◆ **The request**:
All the data should come back exactly as it was given.

Excerpts from a figure dataset:
.....

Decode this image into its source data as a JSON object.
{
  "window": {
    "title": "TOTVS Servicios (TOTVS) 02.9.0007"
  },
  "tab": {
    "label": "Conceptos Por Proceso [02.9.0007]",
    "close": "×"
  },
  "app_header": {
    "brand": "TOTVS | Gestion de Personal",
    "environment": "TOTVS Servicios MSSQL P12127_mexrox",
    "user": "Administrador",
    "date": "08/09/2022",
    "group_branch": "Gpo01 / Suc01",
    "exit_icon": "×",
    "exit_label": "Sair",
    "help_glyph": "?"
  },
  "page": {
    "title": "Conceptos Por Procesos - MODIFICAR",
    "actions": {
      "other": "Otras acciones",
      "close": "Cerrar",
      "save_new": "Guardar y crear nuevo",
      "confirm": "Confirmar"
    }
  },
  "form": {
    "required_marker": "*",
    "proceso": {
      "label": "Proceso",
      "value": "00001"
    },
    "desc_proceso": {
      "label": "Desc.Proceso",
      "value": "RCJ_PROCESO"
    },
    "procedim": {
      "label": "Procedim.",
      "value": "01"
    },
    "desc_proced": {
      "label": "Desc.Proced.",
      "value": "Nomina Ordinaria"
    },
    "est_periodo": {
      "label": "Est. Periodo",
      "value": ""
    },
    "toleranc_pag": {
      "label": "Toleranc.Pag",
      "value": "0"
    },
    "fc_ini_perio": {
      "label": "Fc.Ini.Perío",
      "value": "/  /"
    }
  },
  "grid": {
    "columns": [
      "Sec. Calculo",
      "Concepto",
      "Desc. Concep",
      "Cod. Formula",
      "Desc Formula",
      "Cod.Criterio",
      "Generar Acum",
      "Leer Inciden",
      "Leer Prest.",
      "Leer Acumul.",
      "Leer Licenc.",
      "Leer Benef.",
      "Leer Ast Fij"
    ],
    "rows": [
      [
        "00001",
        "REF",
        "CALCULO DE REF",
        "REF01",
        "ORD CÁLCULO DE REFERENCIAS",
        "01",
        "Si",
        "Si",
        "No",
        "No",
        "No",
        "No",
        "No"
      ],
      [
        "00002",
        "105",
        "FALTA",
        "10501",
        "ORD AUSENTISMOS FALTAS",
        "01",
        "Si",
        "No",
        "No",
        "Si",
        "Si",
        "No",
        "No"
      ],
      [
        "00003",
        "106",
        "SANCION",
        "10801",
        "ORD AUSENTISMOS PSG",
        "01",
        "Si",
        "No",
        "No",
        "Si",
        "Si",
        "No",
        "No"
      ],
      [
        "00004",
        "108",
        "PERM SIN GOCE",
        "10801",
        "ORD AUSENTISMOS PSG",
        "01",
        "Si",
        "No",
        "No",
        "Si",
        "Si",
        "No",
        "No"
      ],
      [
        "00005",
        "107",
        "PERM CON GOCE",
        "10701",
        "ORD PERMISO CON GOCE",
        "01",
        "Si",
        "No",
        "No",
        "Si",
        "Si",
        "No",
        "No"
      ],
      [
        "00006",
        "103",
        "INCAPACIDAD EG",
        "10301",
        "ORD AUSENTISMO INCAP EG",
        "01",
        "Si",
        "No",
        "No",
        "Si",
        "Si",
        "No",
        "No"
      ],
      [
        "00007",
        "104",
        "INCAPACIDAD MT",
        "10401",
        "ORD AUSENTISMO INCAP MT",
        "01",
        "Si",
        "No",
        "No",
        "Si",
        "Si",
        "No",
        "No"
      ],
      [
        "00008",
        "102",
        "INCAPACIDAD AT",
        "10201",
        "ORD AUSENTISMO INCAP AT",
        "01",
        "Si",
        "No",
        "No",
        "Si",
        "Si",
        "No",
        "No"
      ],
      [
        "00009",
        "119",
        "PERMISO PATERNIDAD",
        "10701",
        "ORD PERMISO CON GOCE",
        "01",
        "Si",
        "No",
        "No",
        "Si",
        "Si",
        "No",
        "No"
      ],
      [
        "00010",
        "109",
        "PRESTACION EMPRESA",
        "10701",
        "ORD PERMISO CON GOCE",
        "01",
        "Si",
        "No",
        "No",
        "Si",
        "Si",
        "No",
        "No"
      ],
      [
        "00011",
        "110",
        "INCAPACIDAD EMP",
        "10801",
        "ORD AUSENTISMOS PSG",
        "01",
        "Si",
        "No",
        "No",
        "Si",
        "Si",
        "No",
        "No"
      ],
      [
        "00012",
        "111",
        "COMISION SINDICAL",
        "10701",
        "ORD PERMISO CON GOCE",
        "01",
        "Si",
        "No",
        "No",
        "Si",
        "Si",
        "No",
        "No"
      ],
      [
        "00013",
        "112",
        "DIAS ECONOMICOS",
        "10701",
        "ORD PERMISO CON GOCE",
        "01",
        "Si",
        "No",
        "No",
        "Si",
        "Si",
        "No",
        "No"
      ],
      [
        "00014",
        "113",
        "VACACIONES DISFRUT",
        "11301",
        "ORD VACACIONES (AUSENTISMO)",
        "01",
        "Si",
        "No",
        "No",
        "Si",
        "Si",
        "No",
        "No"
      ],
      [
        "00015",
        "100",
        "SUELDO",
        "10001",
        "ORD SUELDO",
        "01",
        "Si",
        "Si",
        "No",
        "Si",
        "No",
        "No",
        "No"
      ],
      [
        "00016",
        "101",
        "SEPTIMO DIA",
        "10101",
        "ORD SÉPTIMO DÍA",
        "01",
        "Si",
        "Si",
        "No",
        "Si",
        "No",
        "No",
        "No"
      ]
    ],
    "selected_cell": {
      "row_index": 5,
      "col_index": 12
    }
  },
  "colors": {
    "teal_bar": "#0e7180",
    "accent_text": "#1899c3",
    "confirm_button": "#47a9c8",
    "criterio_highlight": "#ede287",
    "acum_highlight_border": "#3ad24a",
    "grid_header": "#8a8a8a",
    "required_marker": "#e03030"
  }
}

.....

◆ **Final answer**:
Decode this image into its source data as a JSON object.
{
  "window": {
    "title": "TOTVS Servicios (TOTVS) 02.9.0007"
  },
  "tab": {
    "label": "Conceptos Por Proceso [02.9.0007]",
    "close": "×"
  },
  "app_header": {
    "brand": "TOTVS | Gestion de Personal",
    "environment": "TOTVS Servicios MSSQL P12127_mexrox",
    "user": "Administrador",
    "date": "08/09/2022",
    "group_branch": "Gpo01 / Suc01",
    "exit_icon": "×",
    "exit_label": "Sair",
    "help_glyph": "?"
  },
  "page": {
    "title": "Conceptos Por Procesos - MODIFICAR",
    "actions": {
      "other": "Otras acciones",
      "close": "Cerrar",
      "save_new": "Guardar y crear nuevo",
      "confirm": "Confirmar"
    }
  },
  "form": {
    "required_marker": "*",
    "proceso": {
      "label": "Proceso",
      "value": "00001"
    },
    "desc_proceso": {
      "label": "Desc.Proceso",
      "value": "RCJ_PROCESO"
    },
    "procedim": {
      "label": "Procedim.",
      "value": "01"
    },
    "desc_proced": {
      "label": "Desc.Proced.",
      "value": "Nomina Ordinaria"
    },
    "est_periodo": {
      "label": "Est. Periodo",
      "value": ""
    },
    "toleranc_pag": {
      "label": "Toleranc.Pag",
      "value": "0"
    },
    "fc_ini_perio": {
      "label": "Fc.Ini.Perío",
      "value": "/  /"
    }
  },
  "grid": {
    "columns": [
      "Sec. Calculo",
      "Concepto",
      "Desc. Concep",
      "Cod. Formula",
      "Desc Formula",
      "Cod.Criterio",
      "Generar Acum",
      "Leer Inciden",
      "Leer Prest.",
      "Leer Acumul.",
      "Leer Licenc.",
      "Leer Benef.",
      "Leer Ast Fij"
    ],
    "rows": [
      [
        "00001",
        "REF",
        "CALCULO DE REF",
        "REF01",
        "ORD CÁLCULO DE REFERENCIAS",
        "01",
        "Si",
        "Si",
        "No",
        "No",
        "No",
        "No",
        "No"
      ],
      [
        "00002",
        "105",
        "FALTA",
        "10501",
        "ORD AUSENTISMOS FALTAS",
        "01",
        "Si",
        "No",
        "No",
        "Si",
        "Si",
        "No",
        "No"
      ],
      [
        "00003",
        "106",
        "SANCION",
        "10801",
        "ORD AUSENTISMOS PSG",
        "01",
        "Si",
        "No",
        "No",
        "Si",
        "Si",
        "No",
        "No"
      ],
      [
        "00004",
        "108",
        "PERM SIN GOCE",
        "10801",
        "ORD AUSENTISMOS PSG",
        "01",
        "Si",
        "No",
        "No",
        "Si",
        "Si",
        "No",
        "No"
      ],
      [
        "00005",
        "107",
        "PERM CON GOCE",
        "10701",
        "ORD PERMISO CON GOCE",
        "01",
        "Si",
        "No",
        "No",
        "Si",
        "Si",
        "No",
        "No"
      ],
      [
        "00006",
        "103",
        "INCAPACIDAD EG",
        "10301",
        "ORD AUSENTISMO INCAP EG",
        "01",
        "Si",
        "No",
        "No",
        "Si",
        "Si",
        "No",
        "No"
      ],
      [
        "00007",
        "104",
        "INCAPACIDAD MT",
        "10401",
        "ORD AUSENTISMO INCAP MT",
        "01",
        "Si",
        "No",
        "No",
        "Si",
        "Si",
        "No",
        "No"
      ],
      [
        "00008",
        "102",
        "INCAPACIDAD AT",
        "10201",
        "ORD AUSENTISMO INCAP AT",
        "01",
        "Si",
        "No",
        "No",
        "Si",
        "Si",
        "No",
        "No"
      ],
      [
        "00009",
        "119",
        "PERMISO PATERNIDAD",
        "10701",
        "ORD PERMISO CON GOCE",
        "01",
        "Si",
        "No",
        "No",
        "Si",
        "Si",
        "No",
        "No"
      ],
      [
        "00010",
        "109",
        "PRESTACION EMPRESA",
        "10701",
        "ORD PERMISO CON GOCE",
        "01",
        "Si",
        "No",
        "No",
        "Si",
        "Si",
        "No",
        "No"
      ],
      [
        "00011",
        "110",
        "INCAPACIDAD EMP",
        "10801",
        "ORD AUSENTISMOS PSG",
        "01",
        "Si",
        "No",
        "No",
        "Si",
        "Si",
        "No",
        "No"
      ],
      [
        "00012",
        "111",
        "COMISION SINDICAL",
        "10701",
        "ORD PERMISO CON GOCE",
        "01",
        "Si",
        "No",
        "No",
        "Si",
        "Si",
        "No",
        "No"
      ],
      [
        "00013",
        "112",
        "DIAS ECONOMICOS",
        "10701",
        "ORD PERMISO CON GOCE",
        "01",
        "Si",
        "No",
        "No",
        "Si",
        "Si",
        "No",
        "No"
      ],
      [
        "00014",
        "113",
        "VACACIONES DISFRUT",
        "11301",
        "ORD VACACIONES (AUSENTISMO)",
        "01",
        "Si",
        "No",
        "No",
        "Si",
        "Si",
        "No",
        "No"
      ],
      [
        "00015",
        "100",
        "SUELDO",
        "10001",
        "ORD SUELDO",
        "01",
        "Si",
        "Si",
        "No",
        "Si",
        "No",
        "No",
        "No"
      ],
      [
        "00016",
        "101",
        "SEPTIMO DIA",
        "10101",
        "ORD SÉPTIMO DÍA",
        "01",
        "Si",
        "Si",
        "No",
        "Si",
        "No",
        "No",
        "No"
      ]
    ],
    "selected_cell": {
      "row_index": 5,
      "col_index": 12
    }
  },
  "colors": {
    "teal_bar": "#0e7180",
    "accent_text": "#1899c3",
    "confirm_button": "#47a9c8",
    "criterio_highlight": "#ede287",
    "acum_highlight_border": "#3ad24a",
    "grid_header": "#8a8a8a",
    "required_marker": "#e03030"
  }
}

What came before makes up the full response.